Document passage:
▼

Clay believes he’s got plenty of doubters.
His fluctuating weight can be overstated—anywhere from 250 pounds to 265. The ankles still take time to warm up and he took criticism for his demeanor after poor performances last year. He’s had to deal with more hype as the biggest threat on a team with high expectations.
“We’ve put in a lot of time with it. I think we did some nice things before the Big Ten meetings and tried to educate him on how things sound when he comes across,” Wisconsin coach Bret Bielema said. “If there’s things we can help him out with, we’ll critique him and move ourselves forward. But you know, for the most part, I’ve liked how he’s handled it.”
Clay is not a vocal leader, instead letting his experience and strength speak for his game. Against the Rebels, he took his very first carry 18 yards and later was dragging Rebels defensive back Mike Grant several yards. Clay’s teammates on the offensive line say even though he rarely raises his voice, he’s determined to succeed.
“He always takes care of us and mentions us. You just enjoy blocking for him, not just for his ability, but for who he is because he appreciates and gives credits to us,” Moffitt said.
Despite the accolades, Clay downplays them as something that’s a reflection on the team and the line, not his ability.
“They do the dirty work in the trenches for me to get the yards that I get and the touchdowns,” he said. “Without them, none of that would be possible.”
Bielema wants to see more from the junior who came to Wisconsin as a state prep hero. The Badgers’ power running attack also includes sophomore Montee Ball and freshman James White, and Wisconsin will continue to rotate all three, but Clay has been through the rigors of the Big Ten twice by battering opponents.
“Last year, I had the same concept, but this year just after the ankle surgeries people just really doubt me,” Clay said. “(They) are saying I’m not in shape.”
That’s true. But it’s something even Bielema acknowledges for the back who weighed in most recently at 252 pounds.
“What I’m excited about is I don’t think he’s where he needs to be physically yet, but to me he looks faster than he did a year ago on certain plays,” the coach said.

▲

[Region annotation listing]
▼

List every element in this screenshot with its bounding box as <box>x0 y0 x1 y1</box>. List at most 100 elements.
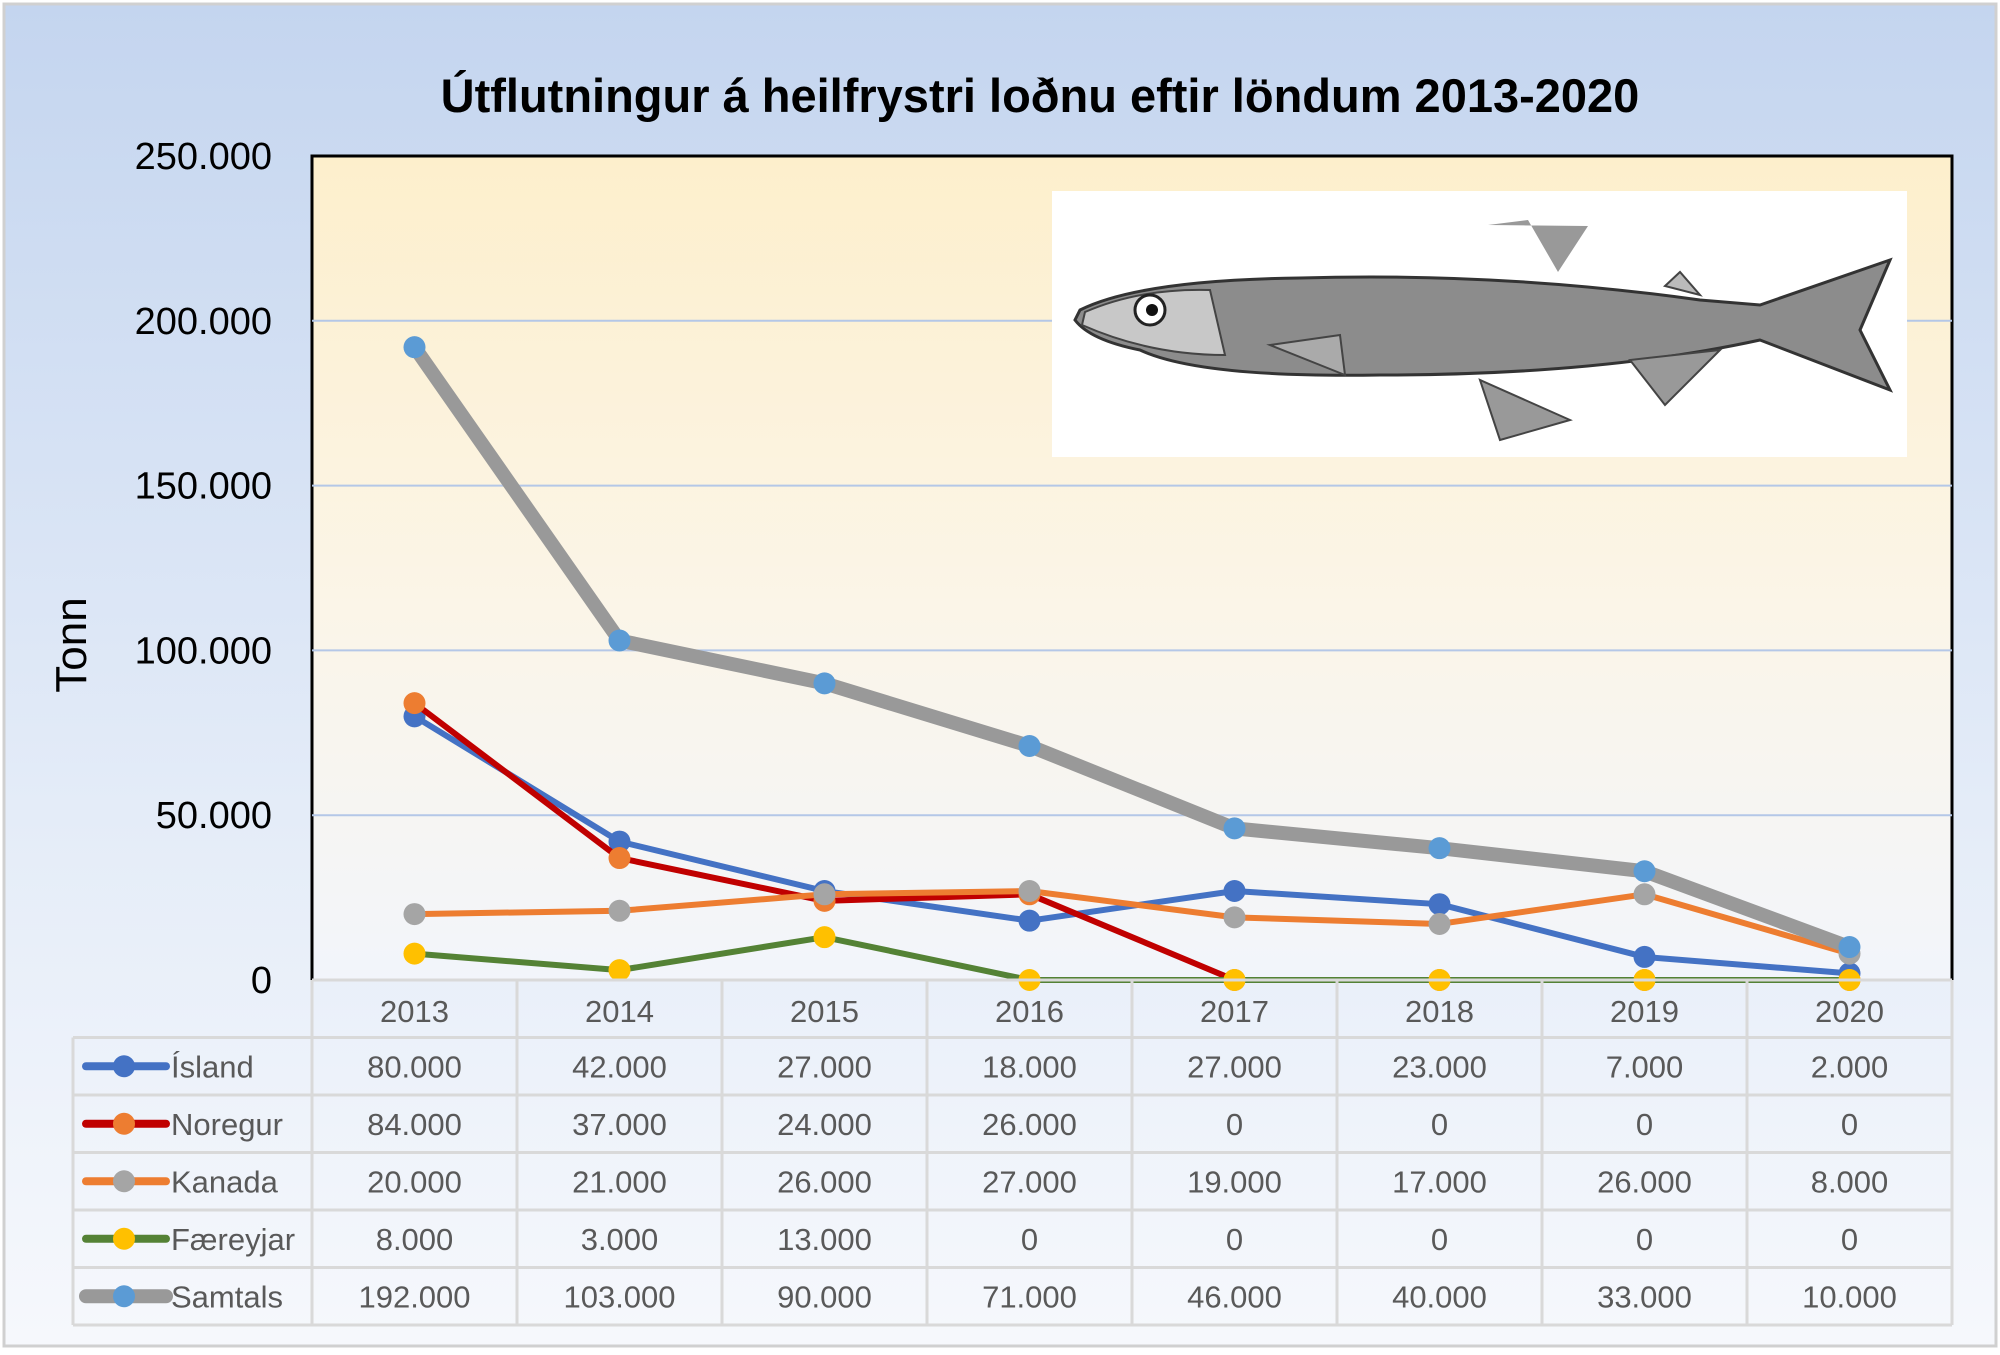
y-tick-label: 50.000 <box>156 795 272 837</box>
data-point <box>608 830 631 853</box>
x-tick-label: 2014 <box>585 994 654 1029</box>
legend-label: Kanada <box>171 1164 279 1199</box>
data-point <box>1428 912 1451 935</box>
table-cell: 46.000 <box>1187 1279 1282 1314</box>
x-tick-label: 2016 <box>995 994 1064 1029</box>
legend-label: Færeyjar <box>171 1222 295 1257</box>
table-row: Færeyjar 8.000 3.000 13.000 0 0 0 0 0 <box>82 1222 1858 1257</box>
data-point <box>1018 909 1041 932</box>
y-tick-label: 200.000 <box>135 301 272 343</box>
x-tick-label: 2015 <box>790 994 859 1029</box>
table-cell: 0 <box>1431 1222 1448 1257</box>
table-cell: 24.000 <box>777 1107 872 1142</box>
y-tick-label: 250.000 <box>135 136 272 178</box>
x-tick-label: 2018 <box>1405 994 1474 1029</box>
data-point <box>403 336 426 359</box>
data-point <box>1633 860 1656 883</box>
table-cell: 13.000 <box>777 1222 872 1257</box>
x-tick-label: 2013 <box>380 994 449 1029</box>
data-point <box>1428 837 1451 860</box>
x-tick-label: 2020 <box>1815 994 1884 1029</box>
data-point <box>1018 880 1041 903</box>
data-point <box>403 692 426 715</box>
legend-marker-icon <box>113 1285 135 1308</box>
legend-label: Noregur <box>171 1107 283 1142</box>
table-cell: 103.000 <box>563 1279 675 1314</box>
table-cell: 27.000 <box>777 1049 872 1084</box>
data-point <box>403 903 426 926</box>
table-cell: 42.000 <box>572 1049 667 1084</box>
table-row: Kanada 20.000 21.000 26.000 27.000 19.000 17.0… <box>82 1164 1889 1199</box>
data-point <box>1223 880 1246 903</box>
table-cell: 0 <box>1226 1222 1243 1257</box>
table-cell: 84.000 <box>367 1107 462 1142</box>
table-cell: 27.000 <box>982 1164 1077 1199</box>
table-cell: 27.000 <box>1187 1049 1282 1084</box>
legend-marker-icon <box>113 1170 135 1193</box>
table-cell: 3.000 <box>581 1222 659 1257</box>
legend-marker-icon <box>113 1112 135 1135</box>
legend-marker-icon <box>113 1055 135 1078</box>
table-cell: 71.000 <box>982 1279 1077 1314</box>
data-point <box>608 899 631 922</box>
table-cell: 0 <box>1021 1222 1038 1257</box>
x-tick-label: 2017 <box>1200 994 1269 1029</box>
table-cell: 37.000 <box>572 1107 667 1142</box>
table-row: Samtals 192.000 103.000 90.000 71.000 46.000 4… <box>79 1279 1897 1314</box>
table-cell: 33.000 <box>1597 1279 1692 1314</box>
table-cell: 40.000 <box>1392 1279 1487 1314</box>
data-point <box>1633 883 1656 906</box>
y-axis-label: Tonn <box>47 597 96 692</box>
data-point <box>608 847 631 870</box>
data-point <box>403 942 426 965</box>
table-cell: 26.000 <box>777 1164 872 1199</box>
table-cell: 17.000 <box>1392 1164 1487 1199</box>
table-row: Ísland 80.000 42.000 27.000 18.000 27.000 23.0… <box>82 1049 1889 1084</box>
table-cell: 90.000 <box>777 1279 872 1314</box>
table-cell: 26.000 <box>982 1107 1077 1142</box>
table-cell: 19.000 <box>1187 1164 1282 1199</box>
table-cell: 0 <box>1226 1107 1243 1142</box>
table-cell: 0 <box>1431 1107 1448 1142</box>
data-point <box>813 672 836 695</box>
table-row: Noregur 84.000 37.000 24.000 26.000 0 0 0 0 <box>82 1107 1858 1142</box>
table-cell: 192.000 <box>358 1279 470 1314</box>
data-point <box>1633 945 1656 968</box>
data-point <box>1223 906 1246 929</box>
data-point <box>1018 734 1041 757</box>
legend-label: Ísland <box>171 1049 254 1084</box>
y-tick-label: 100.000 <box>135 630 272 672</box>
data-point <box>1428 893 1451 916</box>
data-point <box>608 629 631 652</box>
fish-illustration <box>1052 191 1907 457</box>
series-line <box>414 888 1851 957</box>
data-point <box>608 959 631 982</box>
y-tick-label: 0 <box>251 960 272 1002</box>
y-tick-label: 150.000 <box>135 466 272 508</box>
x-tick-label: 2019 <box>1610 994 1679 1029</box>
table-cell: 0 <box>1841 1222 1858 1257</box>
table-cell: 2.000 <box>1811 1049 1889 1084</box>
table-cell: 18.000 <box>982 1049 1077 1084</box>
table-cell: 8.000 <box>376 1222 454 1257</box>
table-cell: 21.000 <box>572 1164 667 1199</box>
data-point <box>1838 936 1861 959</box>
table-cell: 8.000 <box>1811 1164 1889 1199</box>
series-Samtals <box>403 336 1861 959</box>
table-cell: 0 <box>1636 1222 1653 1257</box>
data-table: 2013 2014 2015 2016 2017 2018 2019 2020 Ísland 80… <box>71 978 1954 1327</box>
chart-title: Útflutningur á heilfrystri loðnu eftir l… <box>441 69 1640 122</box>
table-cell: 80.000 <box>367 1049 462 1084</box>
legend-marker-icon <box>113 1227 135 1250</box>
table-cell: 26.000 <box>1597 1164 1692 1199</box>
table-cell: 0 <box>1636 1107 1653 1142</box>
data-point <box>813 926 836 949</box>
table-cell: 10.000 <box>1802 1279 1897 1314</box>
table-cell: 20.000 <box>367 1164 462 1199</box>
data-point <box>813 883 836 906</box>
table-cell: 7.000 <box>1606 1049 1684 1084</box>
legend-label: Samtals <box>171 1279 283 1314</box>
series-line <box>408 343 1852 954</box>
data-point <box>1223 817 1246 840</box>
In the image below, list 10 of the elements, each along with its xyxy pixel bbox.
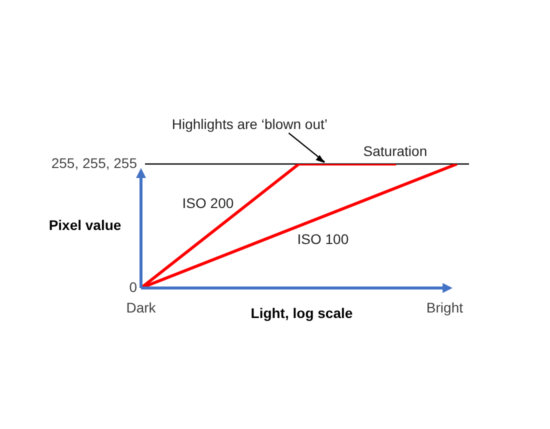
text: 255, 255, 255: [51, 154, 138, 171]
text: 0: [129, 278, 138, 295]
text: Highlights are ‘blown out’: [172, 116, 328, 132]
x-tick-label: Bright: [426, 299, 464, 316]
y-axis-title: Pixel value: [48, 216, 122, 233]
series-label: ISO 200: [182, 194, 234, 211]
text: Saturation: [363, 142, 428, 159]
series-label: ISO 100: [297, 230, 349, 247]
x-axis-title: Light, log scale: [250, 304, 353, 321]
x-tick-label: Dark: [126, 299, 157, 316]
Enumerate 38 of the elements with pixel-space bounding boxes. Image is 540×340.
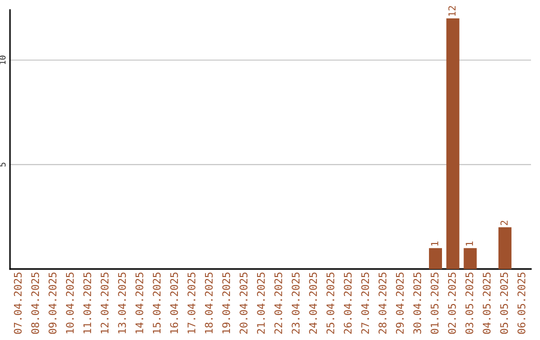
x-tick-label: 12.04.2025 [100,272,109,334]
bar [464,248,477,269]
x-tick-label: 26.04.2025 [344,272,352,334]
x-tick-label: 03.05.2025 [465,272,474,334]
x-tick-label: 23.04.2025 [292,272,300,334]
bar [428,248,442,269]
x-tick-label: 15.04.2025 [152,272,161,334]
x-tick-label: 11.04.2025 [83,272,92,334]
x-tick-label: 24.04.2025 [309,272,317,334]
x-tick-label: 20.04.2025 [240,272,248,334]
bar [498,227,512,269]
x-tick-label: 09.04.2025 [48,272,56,334]
x-tick-label: 21.04.2025 [256,272,265,334]
x-tick-label: 18.04.2025 [204,272,213,334]
bar [446,18,460,269]
x-tick-label: 05.05.2025 [500,272,508,334]
x-tick-label: 04.05.2025 [482,272,491,334]
x-tick-label: 25.04.2025 [326,272,334,334]
data-label: 12 [448,6,456,16]
x-tick-label: 06.05.2025 [517,272,526,334]
x-tick-label: 01.05.2025 [430,272,439,334]
x-tick-label: 17.04.2025 [188,272,196,334]
x-tick-label: 16.04.2025 [170,272,178,334]
x-tick-label: 08.04.2025 [31,272,40,334]
x-tick-label: 28.04.2025 [378,272,386,334]
x-tick-label: 07.04.2025 [14,272,22,334]
x-tick-label: 29.04.2025 [396,272,404,334]
x-tick-label: 27.04.2025 [361,272,370,334]
x-tick-label: 30.04.2025 [413,272,422,334]
x-tick-label: 02.05.2025 [448,272,456,334]
x-tick-label: 10.04.2025 [66,272,74,334]
data-label: 1 [431,242,438,246]
x-tick-label: 13.04.2025 [118,272,126,334]
data-label: 2 [500,220,508,226]
data-label: 1 [466,242,473,246]
x-tick-label: 22.04.2025 [274,272,282,334]
x-tick-label: 14.04.2025 [135,272,144,334]
x-tick-label: 19.04.2025 [222,272,230,334]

▲

Set task:
Duplicate the portion of the passage about the Wisconsin running back Clay that begins with the words containing "Bielema wants to" and ends with "at 252 pounds.".

Response:
Bielema wants to see more from the junior who came to Wisconsin as a state prep hero. The Badgers’ power running attack also includes sophomore Montee Ball and freshman James White, and Wisconsin will continue to rotate all three, but Clay has been through the rigors of the Big Ten twice by battering opponents.
“Last year, I had the same concept, but this year just after the ankle surgeries people just really doubt me,” Clay said. “(They) are saying I’m not in shape.”
That’s true. But it’s something even Bielema acknowledges for the back who weighed in most recently at 252 pounds.